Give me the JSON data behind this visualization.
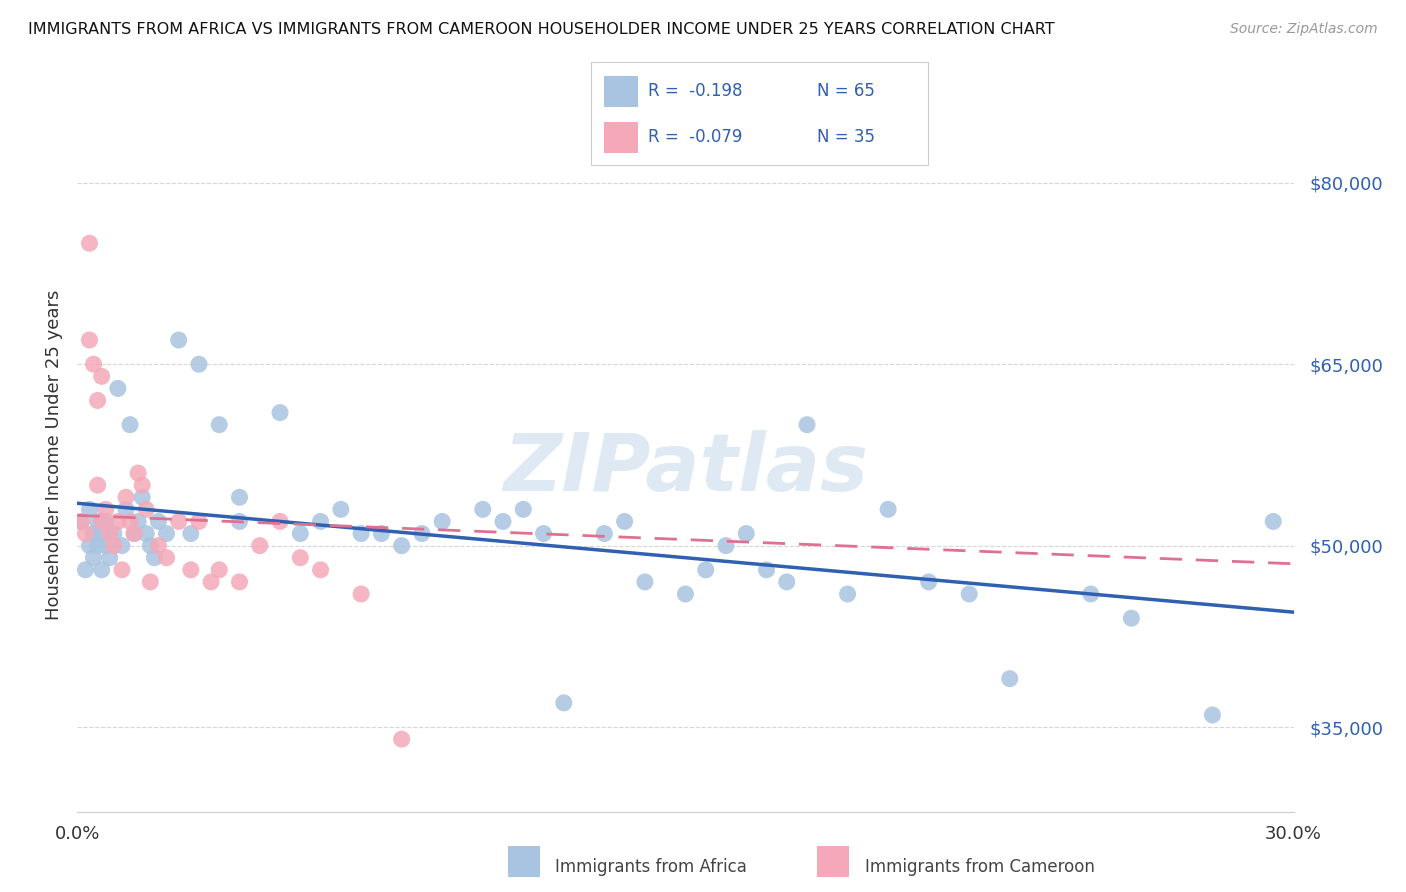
{
  "title": "IMMIGRANTS FROM AFRICA VS IMMIGRANTS FROM CAMEROON HOUSEHOLDER INCOME UNDER 25 YEARS CORRELATION CHART",
  "source": "Source: ZipAtlas.com",
  "ylabel": "Householder Income Under 25 years",
  "xlim": [
    0.0,
    0.3
  ],
  "ylim": [
    28000,
    87000
  ],
  "ytick_positions": [
    35000,
    50000,
    65000,
    80000
  ],
  "ytick_labels": [
    "$35,000",
    "$50,000",
    "$65,000",
    "$80,000"
  ],
  "africa_color": "#a8c4e0",
  "cameroon_color": "#f4a8b8",
  "africa_line_color": "#3060b0",
  "cameroon_line_color": "#e07090",
  "legend_R_africa": "R =  -0.198",
  "legend_N_africa": "N = 65",
  "legend_R_cameroon": "R =  -0.079",
  "legend_N_cameroon": "N = 35",
  "legend_label_africa": "Immigrants from Africa",
  "legend_label_cameroon": "Immigrants from Cameroon",
  "africa_line_x0": 0.0,
  "africa_line_x1": 0.3,
  "africa_line_y0": 53500,
  "africa_line_y1": 44500,
  "cameroon_line_x0": 0.0,
  "cameroon_line_x1": 0.3,
  "cameroon_line_y0": 52500,
  "cameroon_line_y1": 48500,
  "africa_x": [
    0.001,
    0.002,
    0.003,
    0.003,
    0.004,
    0.004,
    0.005,
    0.005,
    0.006,
    0.006,
    0.007,
    0.007,
    0.008,
    0.009,
    0.01,
    0.011,
    0.012,
    0.013,
    0.014,
    0.015,
    0.016,
    0.017,
    0.018,
    0.019,
    0.02,
    0.022,
    0.025,
    0.028,
    0.03,
    0.035,
    0.04,
    0.04,
    0.05,
    0.055,
    0.06,
    0.065,
    0.07,
    0.075,
    0.08,
    0.085,
    0.09,
    0.1,
    0.105,
    0.11,
    0.115,
    0.12,
    0.13,
    0.135,
    0.14,
    0.15,
    0.155,
    0.16,
    0.165,
    0.17,
    0.175,
    0.18,
    0.19,
    0.2,
    0.21,
    0.22,
    0.23,
    0.25,
    0.26,
    0.28,
    0.295
  ],
  "africa_y": [
    52000,
    48000,
    50000,
    53000,
    51000,
    49000,
    52000,
    50000,
    48000,
    51000,
    50000,
    52000,
    49000,
    51000,
    63000,
    50000,
    53000,
    60000,
    51000,
    52000,
    54000,
    51000,
    50000,
    49000,
    52000,
    51000,
    67000,
    51000,
    65000,
    60000,
    54000,
    52000,
    61000,
    51000,
    52000,
    53000,
    51000,
    51000,
    50000,
    51000,
    52000,
    53000,
    52000,
    53000,
    51000,
    37000,
    51000,
    52000,
    47000,
    46000,
    48000,
    50000,
    51000,
    48000,
    47000,
    60000,
    46000,
    53000,
    47000,
    46000,
    39000,
    46000,
    44000,
    36000,
    52000
  ],
  "cameroon_x": [
    0.001,
    0.002,
    0.003,
    0.003,
    0.004,
    0.005,
    0.005,
    0.006,
    0.006,
    0.007,
    0.008,
    0.009,
    0.01,
    0.011,
    0.012,
    0.013,
    0.014,
    0.015,
    0.016,
    0.017,
    0.018,
    0.02,
    0.022,
    0.025,
    0.028,
    0.03,
    0.033,
    0.035,
    0.04,
    0.045,
    0.05,
    0.055,
    0.06,
    0.07,
    0.08
  ],
  "cameroon_y": [
    52000,
    51000,
    75000,
    67000,
    65000,
    62000,
    55000,
    64000,
    52000,
    53000,
    51000,
    50000,
    52000,
    48000,
    54000,
    52000,
    51000,
    56000,
    55000,
    53000,
    47000,
    50000,
    49000,
    52000,
    48000,
    52000,
    47000,
    48000,
    47000,
    50000,
    52000,
    49000,
    48000,
    46000,
    34000
  ],
  "watermark": "ZIPatlas",
  "background_color": "#ffffff",
  "grid_color": "#cccccc"
}
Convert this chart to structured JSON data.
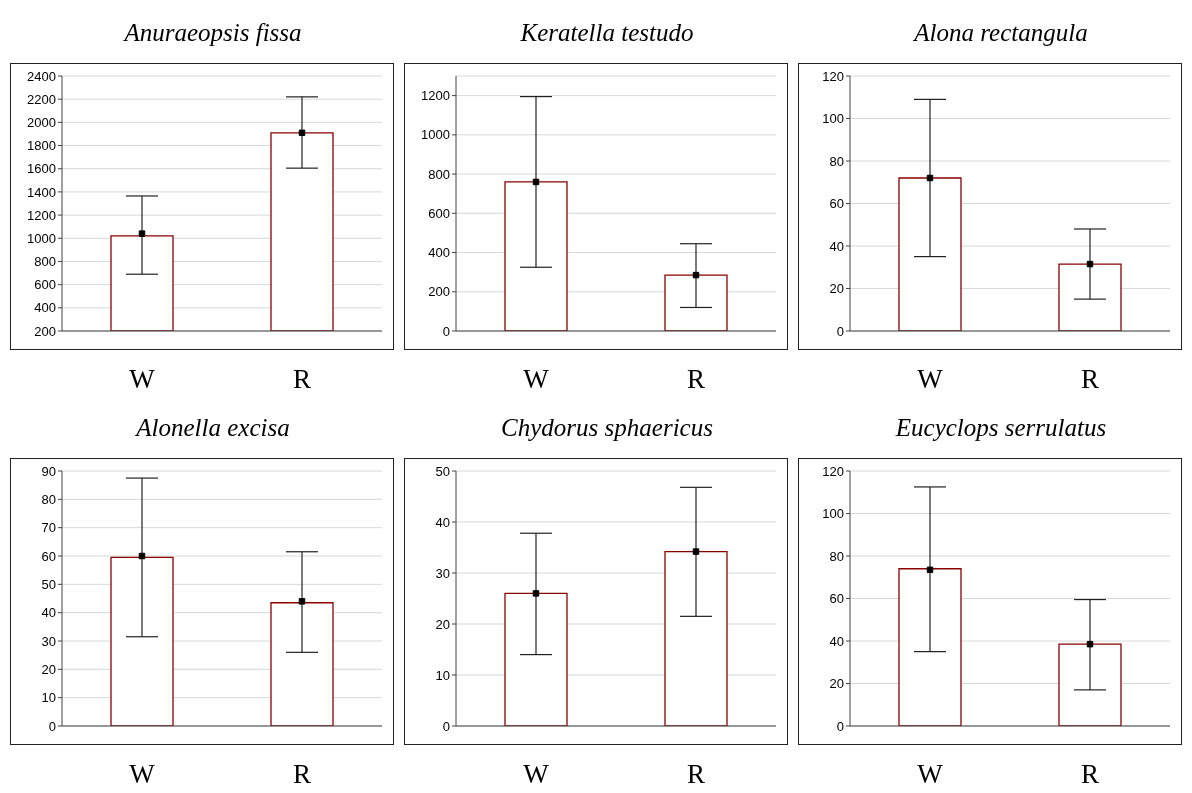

--

- EXERCISE DIRECTIONS -
Using the records above, output their complete text exactly, minus any images.

- TASK ANSWER -
Give me the JSON data behind this visualization.
{
  "title": "IMMIGRANTS FROM AFRICA VS IMMIGRANTS FROM CAMEROON HOUSEHOLDER INCOME UNDER 25 YEARS CORRELATION CHART",
  "source": "Source: ZipAtlas.com",
  "ylabel": "Householder Income Under 25 years",
  "xlim": [
    0.0,
    0.3
  ],
  "ylim": [
    28000,
    87000
  ],
  "ytick_positions": [
    35000,
    50000,
    65000,
    80000
  ],
  "ytick_labels": [
    "$35,000",
    "$50,000",
    "$65,000",
    "$80,000"
  ],
  "africa_color": "#a8c4e0",
  "cameroon_color": "#f4a8b8",
  "africa_line_color": "#3060b0",
  "cameroon_line_color": "#e07090",
  "legend_R_africa": "R =  -0.198",
  "legend_N_africa": "N = 65",
  "legend_R_cameroon": "R =  -0.079",
  "legend_N_cameroon": "N = 35",
  "legend_label_africa": "Immigrants from Africa",
  "legend_label_cameroon": "Immigrants from Cameroon",
  "africa_line_x0": 0.0,
  "africa_line_x1": 0.3,
  "africa_line_y0": 53500,
  "africa_line_y1": 44500,
  "cameroon_line_x0": 0.0,
  "cameroon_line_x1": 0.3,
  "cameroon_line_y0": 52500,
  "cameroon_line_y1": 48500,
  "africa_x": [
    0.001,
    0.002,
    0.003,
    0.003,
    0.004,
    0.004,
    0.005,
    0.005,
    0.006,
    0.006,
    0.007,
    0.007,
    0.008,
    0.009,
    0.01,
    0.011,
    0.012,
    0.013,
    0.014,
    0.015,
    0.016,
    0.017,
    0.018,
    0.019,
    0.02,
    0.022,
    0.025,
    0.028,
    0.03,
    0.035,
    0.04,
    0.04,
    0.05,
    0.055,
    0.06,
    0.065,
    0.07,
    0.075,
    0.08,
    0.085,
    0.09,
    0.1,
    0.105,
    0.11,
    0.115,
    0.12,
    0.13,
    0.135,
    0.14,
    0.15,
    0.155,
    0.16,
    0.165,
    0.17,
    0.175,
    0.18,
    0.19,
    0.2,
    0.21,
    0.22,
    0.23,
    0.25,
    0.26,
    0.28,
    0.295
  ],
  "africa_y": [
    52000,
    48000,
    50000,
    53000,
    51000,
    49000,
    52000,
    50000,
    48000,
    51000,
    50000,
    52000,
    49000,
    51000,
    63000,
    50000,
    53000,
    60000,
    51000,
    52000,
    54000,
    51000,
    50000,
    49000,
    52000,
    51000,
    67000,
    51000,
    65000,
    60000,
    54000,
    52000,
    61000,
    51000,
    52000,
    53000,
    51000,
    51000,
    50000,
    51000,
    52000,
    53000,
    52000,
    53000,
    51000,
    37000,
    51000,
    52000,
    47000,
    46000,
    48000,
    50000,
    51000,
    48000,
    47000,
    60000,
    46000,
    53000,
    47000,
    46000,
    39000,
    46000,
    44000,
    36000,
    52000
  ],
  "cameroon_x": [
    0.001,
    0.002,
    0.003,
    0.003,
    0.004,
    0.005,
    0.005,
    0.006,
    0.006,
    0.007,
    0.008,
    0.009,
    0.01,
    0.011,
    0.012,
    0.013,
    0.014,
    0.015,
    0.016,
    0.017,
    0.018,
    0.02,
    0.022,
    0.025,
    0.028,
    0.03,
    0.033,
    0.035,
    0.04,
    0.045,
    0.05,
    0.055,
    0.06,
    0.07,
    0.08
  ],
  "cameroon_y": [
    52000,
    51000,
    75000,
    67000,
    65000,
    62000,
    55000,
    64000,
    52000,
    53000,
    51000,
    50000,
    52000,
    48000,
    54000,
    52000,
    51000,
    56000,
    55000,
    53000,
    47000,
    50000,
    49000,
    52000,
    48000,
    52000,
    47000,
    48000,
    47000,
    50000,
    52000,
    49000,
    48000,
    46000,
    34000
  ],
  "watermark": "ZIPatlas",
  "background_color": "#ffffff",
  "grid_color": "#cccccc"
}
Convert this chart to structured JSON data.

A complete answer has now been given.